##### DATA FOR THIS TASK #####

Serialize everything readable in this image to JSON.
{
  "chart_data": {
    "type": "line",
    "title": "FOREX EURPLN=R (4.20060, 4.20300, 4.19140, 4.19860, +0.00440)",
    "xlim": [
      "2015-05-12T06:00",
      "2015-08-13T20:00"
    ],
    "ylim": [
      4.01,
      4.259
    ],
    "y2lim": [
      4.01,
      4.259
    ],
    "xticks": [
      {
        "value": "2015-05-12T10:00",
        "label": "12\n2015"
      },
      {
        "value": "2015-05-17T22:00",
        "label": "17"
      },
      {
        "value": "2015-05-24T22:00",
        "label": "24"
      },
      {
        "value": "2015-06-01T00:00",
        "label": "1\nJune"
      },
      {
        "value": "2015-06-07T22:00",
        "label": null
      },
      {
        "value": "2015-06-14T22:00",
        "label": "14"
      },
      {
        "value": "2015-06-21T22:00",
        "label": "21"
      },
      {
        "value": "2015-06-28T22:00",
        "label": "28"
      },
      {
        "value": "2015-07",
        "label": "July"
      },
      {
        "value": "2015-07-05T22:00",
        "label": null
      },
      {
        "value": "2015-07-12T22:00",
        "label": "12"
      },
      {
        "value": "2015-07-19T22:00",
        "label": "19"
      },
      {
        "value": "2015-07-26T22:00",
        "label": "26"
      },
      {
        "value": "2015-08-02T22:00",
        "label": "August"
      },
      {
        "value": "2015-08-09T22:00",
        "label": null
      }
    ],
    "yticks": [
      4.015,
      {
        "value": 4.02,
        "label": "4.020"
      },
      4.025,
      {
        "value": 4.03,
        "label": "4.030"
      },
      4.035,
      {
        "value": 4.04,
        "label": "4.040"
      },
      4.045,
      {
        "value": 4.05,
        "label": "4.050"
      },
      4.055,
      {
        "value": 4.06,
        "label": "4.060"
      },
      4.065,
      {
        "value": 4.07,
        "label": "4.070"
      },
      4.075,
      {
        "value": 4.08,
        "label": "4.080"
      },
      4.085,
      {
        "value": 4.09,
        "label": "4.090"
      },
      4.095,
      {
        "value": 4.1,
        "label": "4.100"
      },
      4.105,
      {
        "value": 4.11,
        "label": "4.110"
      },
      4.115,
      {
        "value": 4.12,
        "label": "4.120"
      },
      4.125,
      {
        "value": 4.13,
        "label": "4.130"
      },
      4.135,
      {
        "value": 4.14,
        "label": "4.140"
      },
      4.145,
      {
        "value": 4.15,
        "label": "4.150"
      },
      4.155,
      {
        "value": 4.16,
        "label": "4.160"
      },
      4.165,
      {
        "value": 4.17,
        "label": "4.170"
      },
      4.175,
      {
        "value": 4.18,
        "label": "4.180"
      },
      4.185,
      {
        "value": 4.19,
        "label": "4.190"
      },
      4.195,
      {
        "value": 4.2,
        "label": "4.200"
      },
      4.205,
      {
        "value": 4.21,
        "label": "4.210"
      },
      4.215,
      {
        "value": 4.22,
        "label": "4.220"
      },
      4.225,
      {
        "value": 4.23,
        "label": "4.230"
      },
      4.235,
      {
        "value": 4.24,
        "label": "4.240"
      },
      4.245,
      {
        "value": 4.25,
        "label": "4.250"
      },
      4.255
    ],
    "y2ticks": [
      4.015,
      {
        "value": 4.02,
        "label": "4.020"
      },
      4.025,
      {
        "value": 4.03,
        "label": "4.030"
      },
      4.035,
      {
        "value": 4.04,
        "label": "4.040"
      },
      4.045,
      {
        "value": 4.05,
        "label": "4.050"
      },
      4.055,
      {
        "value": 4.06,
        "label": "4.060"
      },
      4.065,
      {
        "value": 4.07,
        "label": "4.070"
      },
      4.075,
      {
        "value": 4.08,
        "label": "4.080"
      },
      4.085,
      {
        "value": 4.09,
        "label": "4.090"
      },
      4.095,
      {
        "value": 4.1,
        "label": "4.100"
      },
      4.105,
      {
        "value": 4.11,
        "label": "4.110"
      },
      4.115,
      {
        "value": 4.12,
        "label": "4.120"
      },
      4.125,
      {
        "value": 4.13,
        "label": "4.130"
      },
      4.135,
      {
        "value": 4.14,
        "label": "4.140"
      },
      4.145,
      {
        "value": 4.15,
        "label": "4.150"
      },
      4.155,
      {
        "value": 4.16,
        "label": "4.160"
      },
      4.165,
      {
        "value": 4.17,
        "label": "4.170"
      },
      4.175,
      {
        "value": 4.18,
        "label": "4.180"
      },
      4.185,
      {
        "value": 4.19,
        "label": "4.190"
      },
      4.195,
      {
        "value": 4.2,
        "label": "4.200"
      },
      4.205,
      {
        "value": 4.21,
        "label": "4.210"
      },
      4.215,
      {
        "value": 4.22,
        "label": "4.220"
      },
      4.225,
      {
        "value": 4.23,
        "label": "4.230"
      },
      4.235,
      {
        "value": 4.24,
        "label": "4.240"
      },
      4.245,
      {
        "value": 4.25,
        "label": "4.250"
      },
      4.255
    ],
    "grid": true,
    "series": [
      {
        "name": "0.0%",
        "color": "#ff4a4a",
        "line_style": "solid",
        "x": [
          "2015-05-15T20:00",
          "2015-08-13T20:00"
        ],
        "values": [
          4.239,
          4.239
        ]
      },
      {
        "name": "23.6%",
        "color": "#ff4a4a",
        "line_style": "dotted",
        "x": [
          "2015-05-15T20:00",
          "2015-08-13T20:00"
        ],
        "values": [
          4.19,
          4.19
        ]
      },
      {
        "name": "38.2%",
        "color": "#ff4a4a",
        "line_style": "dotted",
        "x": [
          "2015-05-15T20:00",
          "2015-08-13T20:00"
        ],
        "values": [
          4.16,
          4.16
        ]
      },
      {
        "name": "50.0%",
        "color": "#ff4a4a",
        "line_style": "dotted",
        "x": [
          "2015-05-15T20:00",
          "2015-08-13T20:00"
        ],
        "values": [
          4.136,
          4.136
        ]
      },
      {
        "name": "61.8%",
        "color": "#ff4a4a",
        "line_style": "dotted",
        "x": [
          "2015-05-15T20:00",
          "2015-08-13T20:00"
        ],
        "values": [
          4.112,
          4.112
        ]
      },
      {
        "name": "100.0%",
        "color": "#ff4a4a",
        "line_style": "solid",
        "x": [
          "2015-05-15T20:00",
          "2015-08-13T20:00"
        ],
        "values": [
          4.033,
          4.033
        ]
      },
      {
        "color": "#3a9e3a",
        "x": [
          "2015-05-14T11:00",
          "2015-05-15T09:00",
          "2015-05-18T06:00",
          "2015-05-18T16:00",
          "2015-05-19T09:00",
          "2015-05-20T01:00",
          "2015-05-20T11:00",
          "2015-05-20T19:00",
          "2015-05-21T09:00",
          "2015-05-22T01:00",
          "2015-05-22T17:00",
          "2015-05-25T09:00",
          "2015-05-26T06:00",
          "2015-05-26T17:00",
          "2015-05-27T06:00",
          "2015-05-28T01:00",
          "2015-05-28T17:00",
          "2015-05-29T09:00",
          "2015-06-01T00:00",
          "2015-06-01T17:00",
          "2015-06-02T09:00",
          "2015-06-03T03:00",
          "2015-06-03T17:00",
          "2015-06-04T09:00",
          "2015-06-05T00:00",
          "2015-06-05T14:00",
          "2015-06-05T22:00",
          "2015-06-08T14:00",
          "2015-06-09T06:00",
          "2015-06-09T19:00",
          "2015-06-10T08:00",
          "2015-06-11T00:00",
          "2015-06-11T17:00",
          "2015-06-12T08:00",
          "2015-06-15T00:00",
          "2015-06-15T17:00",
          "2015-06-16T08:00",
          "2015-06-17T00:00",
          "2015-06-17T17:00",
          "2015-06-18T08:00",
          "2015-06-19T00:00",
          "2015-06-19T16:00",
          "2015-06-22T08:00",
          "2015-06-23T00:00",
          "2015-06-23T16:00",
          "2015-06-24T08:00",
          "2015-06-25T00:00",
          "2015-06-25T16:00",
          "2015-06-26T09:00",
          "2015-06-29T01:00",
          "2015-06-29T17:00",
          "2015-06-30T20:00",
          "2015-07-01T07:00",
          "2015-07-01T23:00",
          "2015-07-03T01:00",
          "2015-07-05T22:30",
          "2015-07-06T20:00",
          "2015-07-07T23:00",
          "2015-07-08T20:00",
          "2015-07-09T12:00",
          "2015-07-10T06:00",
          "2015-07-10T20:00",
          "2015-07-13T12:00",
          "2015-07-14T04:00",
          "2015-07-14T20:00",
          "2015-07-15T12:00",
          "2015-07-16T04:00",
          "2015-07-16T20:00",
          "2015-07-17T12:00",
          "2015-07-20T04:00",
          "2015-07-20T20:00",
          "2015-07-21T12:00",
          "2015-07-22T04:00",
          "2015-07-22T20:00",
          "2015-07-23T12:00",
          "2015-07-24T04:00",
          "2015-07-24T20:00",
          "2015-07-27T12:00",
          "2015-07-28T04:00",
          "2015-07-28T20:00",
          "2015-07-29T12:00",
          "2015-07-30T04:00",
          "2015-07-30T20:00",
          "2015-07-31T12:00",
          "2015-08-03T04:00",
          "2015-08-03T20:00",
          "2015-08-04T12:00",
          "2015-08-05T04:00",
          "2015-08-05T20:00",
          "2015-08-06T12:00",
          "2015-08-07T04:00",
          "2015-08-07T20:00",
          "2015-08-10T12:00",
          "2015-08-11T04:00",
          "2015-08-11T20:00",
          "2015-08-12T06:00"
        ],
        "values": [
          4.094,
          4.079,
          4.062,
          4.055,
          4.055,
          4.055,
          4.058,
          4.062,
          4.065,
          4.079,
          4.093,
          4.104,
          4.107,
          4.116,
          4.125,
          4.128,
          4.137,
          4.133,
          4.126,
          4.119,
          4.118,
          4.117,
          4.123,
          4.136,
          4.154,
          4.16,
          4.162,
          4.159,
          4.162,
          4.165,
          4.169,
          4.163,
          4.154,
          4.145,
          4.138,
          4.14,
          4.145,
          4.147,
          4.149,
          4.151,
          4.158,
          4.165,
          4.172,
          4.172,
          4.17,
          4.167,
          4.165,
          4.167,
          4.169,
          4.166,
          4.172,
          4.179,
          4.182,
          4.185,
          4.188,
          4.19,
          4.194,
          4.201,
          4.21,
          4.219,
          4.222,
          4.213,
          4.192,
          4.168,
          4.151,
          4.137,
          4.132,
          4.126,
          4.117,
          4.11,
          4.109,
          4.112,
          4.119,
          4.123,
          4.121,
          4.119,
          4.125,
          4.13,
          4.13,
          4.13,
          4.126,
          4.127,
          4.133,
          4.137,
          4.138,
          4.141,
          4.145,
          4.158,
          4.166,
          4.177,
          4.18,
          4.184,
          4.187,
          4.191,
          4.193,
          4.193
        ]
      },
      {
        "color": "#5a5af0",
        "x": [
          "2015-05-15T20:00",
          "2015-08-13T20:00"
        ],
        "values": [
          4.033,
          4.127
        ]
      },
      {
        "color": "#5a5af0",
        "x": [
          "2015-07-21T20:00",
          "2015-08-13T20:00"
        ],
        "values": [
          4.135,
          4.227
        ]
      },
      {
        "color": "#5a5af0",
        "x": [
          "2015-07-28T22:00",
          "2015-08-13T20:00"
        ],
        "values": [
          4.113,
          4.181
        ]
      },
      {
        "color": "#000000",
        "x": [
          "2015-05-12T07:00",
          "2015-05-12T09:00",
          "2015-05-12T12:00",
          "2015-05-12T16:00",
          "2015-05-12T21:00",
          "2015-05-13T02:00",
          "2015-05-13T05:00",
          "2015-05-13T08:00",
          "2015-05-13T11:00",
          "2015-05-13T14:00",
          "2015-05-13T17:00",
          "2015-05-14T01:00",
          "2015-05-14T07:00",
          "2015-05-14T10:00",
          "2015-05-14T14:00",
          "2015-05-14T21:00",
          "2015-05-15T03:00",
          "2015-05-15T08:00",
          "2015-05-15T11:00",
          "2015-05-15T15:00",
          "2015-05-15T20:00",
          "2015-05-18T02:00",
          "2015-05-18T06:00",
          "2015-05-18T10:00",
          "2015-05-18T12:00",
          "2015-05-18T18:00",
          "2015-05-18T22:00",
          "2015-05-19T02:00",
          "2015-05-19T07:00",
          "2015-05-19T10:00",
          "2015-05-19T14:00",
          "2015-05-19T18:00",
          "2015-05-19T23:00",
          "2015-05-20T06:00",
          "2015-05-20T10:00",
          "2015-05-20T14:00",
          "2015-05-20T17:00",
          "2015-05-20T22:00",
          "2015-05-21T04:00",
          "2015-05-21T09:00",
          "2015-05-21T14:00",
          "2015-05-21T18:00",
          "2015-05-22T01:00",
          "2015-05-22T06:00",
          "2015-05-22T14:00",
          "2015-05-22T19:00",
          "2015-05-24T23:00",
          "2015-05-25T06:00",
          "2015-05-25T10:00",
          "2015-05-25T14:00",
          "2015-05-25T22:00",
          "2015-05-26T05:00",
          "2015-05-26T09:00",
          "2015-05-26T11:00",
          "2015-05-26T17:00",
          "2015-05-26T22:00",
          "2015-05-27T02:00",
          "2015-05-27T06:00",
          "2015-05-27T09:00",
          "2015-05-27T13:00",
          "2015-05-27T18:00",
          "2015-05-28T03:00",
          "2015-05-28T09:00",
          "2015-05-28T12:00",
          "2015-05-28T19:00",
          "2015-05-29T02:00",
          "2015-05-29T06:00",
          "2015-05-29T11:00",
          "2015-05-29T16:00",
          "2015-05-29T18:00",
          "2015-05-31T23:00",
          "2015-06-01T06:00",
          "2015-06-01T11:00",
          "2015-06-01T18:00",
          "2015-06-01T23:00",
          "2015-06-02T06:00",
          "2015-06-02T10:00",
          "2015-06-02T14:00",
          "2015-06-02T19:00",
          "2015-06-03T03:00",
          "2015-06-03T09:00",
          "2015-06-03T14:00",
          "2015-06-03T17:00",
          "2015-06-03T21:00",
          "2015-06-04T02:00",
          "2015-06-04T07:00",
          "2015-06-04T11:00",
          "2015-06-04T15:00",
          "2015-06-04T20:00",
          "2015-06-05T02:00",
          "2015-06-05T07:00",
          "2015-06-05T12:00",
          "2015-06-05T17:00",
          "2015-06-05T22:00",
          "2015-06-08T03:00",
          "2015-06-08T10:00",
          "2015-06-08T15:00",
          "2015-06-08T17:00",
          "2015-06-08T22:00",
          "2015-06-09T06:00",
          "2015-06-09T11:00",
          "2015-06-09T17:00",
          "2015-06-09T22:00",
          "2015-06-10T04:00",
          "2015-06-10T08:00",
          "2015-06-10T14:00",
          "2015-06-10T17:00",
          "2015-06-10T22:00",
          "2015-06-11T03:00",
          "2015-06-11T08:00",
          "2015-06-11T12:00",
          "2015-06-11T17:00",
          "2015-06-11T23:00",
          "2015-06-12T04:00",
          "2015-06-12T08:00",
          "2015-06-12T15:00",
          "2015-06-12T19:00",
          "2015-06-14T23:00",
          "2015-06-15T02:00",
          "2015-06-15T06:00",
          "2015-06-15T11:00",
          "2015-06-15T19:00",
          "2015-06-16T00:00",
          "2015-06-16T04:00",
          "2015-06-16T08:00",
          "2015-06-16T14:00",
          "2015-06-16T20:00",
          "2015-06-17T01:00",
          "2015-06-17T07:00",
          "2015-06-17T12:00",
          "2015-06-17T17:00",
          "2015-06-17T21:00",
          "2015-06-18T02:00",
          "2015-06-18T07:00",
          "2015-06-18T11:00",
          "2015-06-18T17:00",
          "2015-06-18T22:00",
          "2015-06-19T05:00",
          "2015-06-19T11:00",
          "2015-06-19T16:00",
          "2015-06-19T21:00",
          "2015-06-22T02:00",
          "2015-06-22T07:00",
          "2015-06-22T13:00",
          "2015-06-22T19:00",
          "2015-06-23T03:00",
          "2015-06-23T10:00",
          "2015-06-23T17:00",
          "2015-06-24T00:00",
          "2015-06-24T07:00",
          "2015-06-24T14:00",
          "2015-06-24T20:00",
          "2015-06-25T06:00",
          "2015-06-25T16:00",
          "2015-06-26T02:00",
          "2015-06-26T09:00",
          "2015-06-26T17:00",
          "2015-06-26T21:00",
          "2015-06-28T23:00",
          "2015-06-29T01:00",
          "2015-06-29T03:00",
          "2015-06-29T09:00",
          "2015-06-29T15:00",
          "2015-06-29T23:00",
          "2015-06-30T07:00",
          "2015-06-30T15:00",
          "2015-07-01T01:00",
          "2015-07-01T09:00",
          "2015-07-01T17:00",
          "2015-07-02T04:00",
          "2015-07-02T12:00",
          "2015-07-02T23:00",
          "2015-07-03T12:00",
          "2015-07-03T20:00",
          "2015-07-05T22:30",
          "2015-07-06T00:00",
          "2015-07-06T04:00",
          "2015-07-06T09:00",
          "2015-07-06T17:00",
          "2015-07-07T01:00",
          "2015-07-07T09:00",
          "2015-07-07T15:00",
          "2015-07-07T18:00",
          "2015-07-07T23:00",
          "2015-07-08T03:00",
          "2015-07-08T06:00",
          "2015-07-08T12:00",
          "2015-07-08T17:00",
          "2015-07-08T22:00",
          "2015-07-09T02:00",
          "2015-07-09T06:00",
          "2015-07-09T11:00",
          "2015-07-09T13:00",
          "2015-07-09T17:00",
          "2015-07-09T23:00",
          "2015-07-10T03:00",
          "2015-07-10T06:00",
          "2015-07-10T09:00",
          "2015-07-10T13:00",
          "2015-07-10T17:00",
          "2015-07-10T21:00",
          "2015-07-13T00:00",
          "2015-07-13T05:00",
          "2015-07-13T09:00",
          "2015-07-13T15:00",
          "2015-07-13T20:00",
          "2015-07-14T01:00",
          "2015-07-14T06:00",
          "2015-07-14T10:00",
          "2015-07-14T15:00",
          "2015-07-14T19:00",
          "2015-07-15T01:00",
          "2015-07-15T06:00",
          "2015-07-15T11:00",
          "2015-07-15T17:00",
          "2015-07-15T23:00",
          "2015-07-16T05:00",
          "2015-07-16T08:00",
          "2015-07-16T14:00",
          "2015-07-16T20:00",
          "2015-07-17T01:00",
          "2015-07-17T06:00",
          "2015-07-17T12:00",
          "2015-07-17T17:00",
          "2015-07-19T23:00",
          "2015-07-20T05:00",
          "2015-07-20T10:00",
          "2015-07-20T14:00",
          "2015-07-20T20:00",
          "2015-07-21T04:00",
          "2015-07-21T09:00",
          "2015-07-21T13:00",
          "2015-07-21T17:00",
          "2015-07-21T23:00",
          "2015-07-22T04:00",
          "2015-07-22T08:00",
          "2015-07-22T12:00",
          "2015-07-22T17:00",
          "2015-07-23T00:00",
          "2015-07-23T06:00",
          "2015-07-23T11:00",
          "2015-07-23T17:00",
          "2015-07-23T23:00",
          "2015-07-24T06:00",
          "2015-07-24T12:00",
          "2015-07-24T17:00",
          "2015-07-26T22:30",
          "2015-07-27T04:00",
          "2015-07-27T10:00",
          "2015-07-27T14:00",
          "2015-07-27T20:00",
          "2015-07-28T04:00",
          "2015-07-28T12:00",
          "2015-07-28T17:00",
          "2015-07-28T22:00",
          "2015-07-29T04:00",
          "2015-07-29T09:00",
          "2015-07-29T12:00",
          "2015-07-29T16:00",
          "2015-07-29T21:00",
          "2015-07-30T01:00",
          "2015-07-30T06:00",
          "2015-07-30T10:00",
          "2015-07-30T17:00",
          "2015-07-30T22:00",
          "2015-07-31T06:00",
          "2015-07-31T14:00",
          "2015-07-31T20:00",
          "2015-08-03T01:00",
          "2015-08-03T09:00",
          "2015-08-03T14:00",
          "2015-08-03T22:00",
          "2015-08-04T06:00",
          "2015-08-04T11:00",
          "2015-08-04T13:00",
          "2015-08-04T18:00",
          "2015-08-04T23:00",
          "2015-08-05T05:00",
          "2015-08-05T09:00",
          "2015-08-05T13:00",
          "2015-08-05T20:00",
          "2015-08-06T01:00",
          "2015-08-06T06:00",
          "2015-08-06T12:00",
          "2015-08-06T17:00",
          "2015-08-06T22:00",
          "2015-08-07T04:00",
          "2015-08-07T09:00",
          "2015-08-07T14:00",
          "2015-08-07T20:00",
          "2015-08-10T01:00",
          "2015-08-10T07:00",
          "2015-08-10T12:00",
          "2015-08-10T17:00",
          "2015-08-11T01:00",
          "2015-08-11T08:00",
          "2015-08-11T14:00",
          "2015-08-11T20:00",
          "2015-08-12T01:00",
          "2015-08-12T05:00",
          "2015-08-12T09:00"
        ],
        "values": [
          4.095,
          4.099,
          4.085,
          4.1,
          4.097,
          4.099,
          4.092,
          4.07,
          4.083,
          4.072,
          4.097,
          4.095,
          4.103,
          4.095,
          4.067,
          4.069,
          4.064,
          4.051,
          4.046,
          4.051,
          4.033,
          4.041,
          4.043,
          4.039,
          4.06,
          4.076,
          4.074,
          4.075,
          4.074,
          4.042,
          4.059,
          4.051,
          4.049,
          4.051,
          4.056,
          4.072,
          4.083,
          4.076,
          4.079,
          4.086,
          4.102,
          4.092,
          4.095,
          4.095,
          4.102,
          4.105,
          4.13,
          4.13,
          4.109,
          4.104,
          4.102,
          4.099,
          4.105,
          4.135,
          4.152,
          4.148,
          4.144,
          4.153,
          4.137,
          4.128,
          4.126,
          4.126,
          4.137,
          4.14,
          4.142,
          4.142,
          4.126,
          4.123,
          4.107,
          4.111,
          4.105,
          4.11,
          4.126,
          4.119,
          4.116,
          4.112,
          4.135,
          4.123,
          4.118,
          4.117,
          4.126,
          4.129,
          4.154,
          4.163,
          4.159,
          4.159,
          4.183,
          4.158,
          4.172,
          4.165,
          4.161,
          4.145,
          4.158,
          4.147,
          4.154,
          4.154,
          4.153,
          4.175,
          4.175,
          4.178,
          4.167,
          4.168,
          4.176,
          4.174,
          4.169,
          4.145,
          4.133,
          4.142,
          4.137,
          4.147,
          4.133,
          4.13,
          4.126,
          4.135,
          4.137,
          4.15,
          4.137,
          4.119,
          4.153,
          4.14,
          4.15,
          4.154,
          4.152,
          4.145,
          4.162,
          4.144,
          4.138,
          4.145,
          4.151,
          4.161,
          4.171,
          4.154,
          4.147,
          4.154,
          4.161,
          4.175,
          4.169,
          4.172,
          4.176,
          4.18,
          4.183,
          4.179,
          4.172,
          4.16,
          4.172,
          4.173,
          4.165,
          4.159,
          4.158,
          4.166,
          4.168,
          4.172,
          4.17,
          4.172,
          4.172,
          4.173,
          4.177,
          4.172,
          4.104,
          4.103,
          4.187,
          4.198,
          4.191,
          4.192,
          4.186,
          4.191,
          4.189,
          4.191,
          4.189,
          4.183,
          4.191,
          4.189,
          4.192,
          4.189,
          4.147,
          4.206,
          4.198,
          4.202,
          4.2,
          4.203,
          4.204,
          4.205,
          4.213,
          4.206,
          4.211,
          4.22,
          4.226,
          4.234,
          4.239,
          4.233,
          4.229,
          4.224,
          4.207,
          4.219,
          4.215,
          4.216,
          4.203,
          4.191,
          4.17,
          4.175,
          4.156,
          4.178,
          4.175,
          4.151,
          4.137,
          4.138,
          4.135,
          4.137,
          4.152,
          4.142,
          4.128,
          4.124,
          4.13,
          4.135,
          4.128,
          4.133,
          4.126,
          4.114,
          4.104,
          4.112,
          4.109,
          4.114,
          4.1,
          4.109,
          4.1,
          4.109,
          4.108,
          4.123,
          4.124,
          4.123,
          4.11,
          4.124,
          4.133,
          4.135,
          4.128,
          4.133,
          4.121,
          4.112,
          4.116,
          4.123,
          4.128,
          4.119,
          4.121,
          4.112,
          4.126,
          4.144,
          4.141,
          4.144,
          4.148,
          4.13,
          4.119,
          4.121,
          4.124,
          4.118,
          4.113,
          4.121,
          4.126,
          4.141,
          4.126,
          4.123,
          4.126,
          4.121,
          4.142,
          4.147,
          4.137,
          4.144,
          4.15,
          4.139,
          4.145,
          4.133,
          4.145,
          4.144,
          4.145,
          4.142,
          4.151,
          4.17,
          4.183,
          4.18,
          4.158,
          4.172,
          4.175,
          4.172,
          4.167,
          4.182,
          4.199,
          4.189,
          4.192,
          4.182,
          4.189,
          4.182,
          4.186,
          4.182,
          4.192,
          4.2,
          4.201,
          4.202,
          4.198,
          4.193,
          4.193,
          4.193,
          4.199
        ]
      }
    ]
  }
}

#####

STATED PROBLEM = Of the lines in this material, state how many hold the string "name". Write no other words.

ANSWER TO THIS PROBLEM = 6